_TASK OBJECTIVE_: Filter the records below and copy every line containing the word "rotierende".

_EXERCISE MATERIAL_:
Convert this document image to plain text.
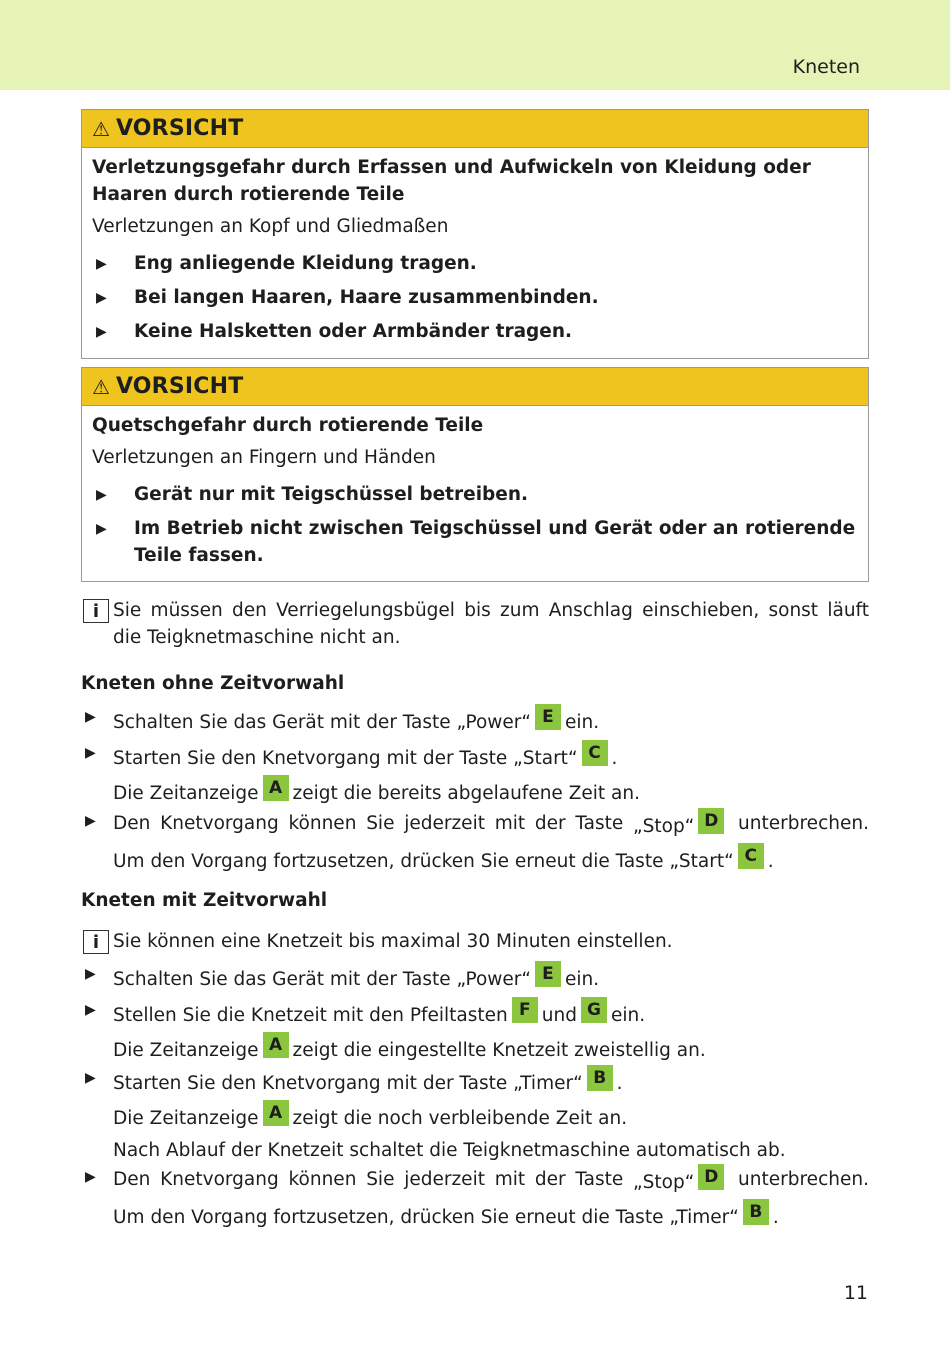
Kneten
⚠ VORSICHT
Verletzungsgefahr durch Erfassen und Aufwickeln von Kleidung oder Haaren durch rotierende Teile
Verletzungen an Kopf und Gliedmaßen
▶	Eng anliegende Kleidung tragen.
▶	Bei langen Haaren, Haare zusammenbinden.
▶	Keine Halsketten oder Armbänder tragen.
⚠ VORSICHT
Quetschgefahr durch rotierende Teile
Verletzungen an Fingern und Händen
▶	Gerät nur mit Teigschüssel betreiben.
▶	Im Betrieb nicht zwischen Teigschüssel und Gerät oder an rotierende Teile fassen.
i Sie müssen den Verriegelungsbügel bis zum Anschlag einschieben, sonst läuft die Teigknetmaschine nicht an.
Kneten ohne Zeitvorwahl
▶ Schalten Sie das Gerät mit der Taste „Power“ E ein.
▶ Starten Sie den Knetvorgang mit der Taste „Start“ C .
Die Zeitanzeige A zeigt die bereits abgelaufene Zeit an.
▶ Den Knetvorgang können Sie jederzeit mit der Taste „Stop“ D	unterbrechen.
Um den Vorgang fortzusetzen, drücken Sie erneut die Taste „Start“ C .
Kneten mit Zeitvorwahl
i Sie können eine Knetzeit bis maximal 30 Minuten einstellen.
▶ Schalten Sie das Gerät mit der Taste „Power“ E ein.
▶ Stellen Sie die Knetzeit mit den Pfeiltasten F und G ein.
Die Zeitanzeige A zeigt die eingestellte Knetzeit zweistellig an.
▶ Starten Sie den Knetvorgang mit der Taste „Timer“ B .
Die Zeitanzeige A zeigt die noch verbleibende Zeit an.
Nach Ablauf der Knetzeit schaltet die Teigknetmaschine automatisch ab.
▶ Den Knetvorgang können Sie jederzeit mit der Taste „Stop“ D	unterbrechen.
Um den Vorgang fortzusetzen, drücken Sie erneut die Taste „Timer“ B .
11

_ANSWER BELOW_:
Verletzungsgefahr durch Erfassen und Aufwickeln von Kleidung oder Haaren durch rotierende Teile
Quetschgefahr durch rotierende Teile
▶	Im Betrieb nicht zwischen Teigschüssel und Gerät oder an rotierende Teile fassen.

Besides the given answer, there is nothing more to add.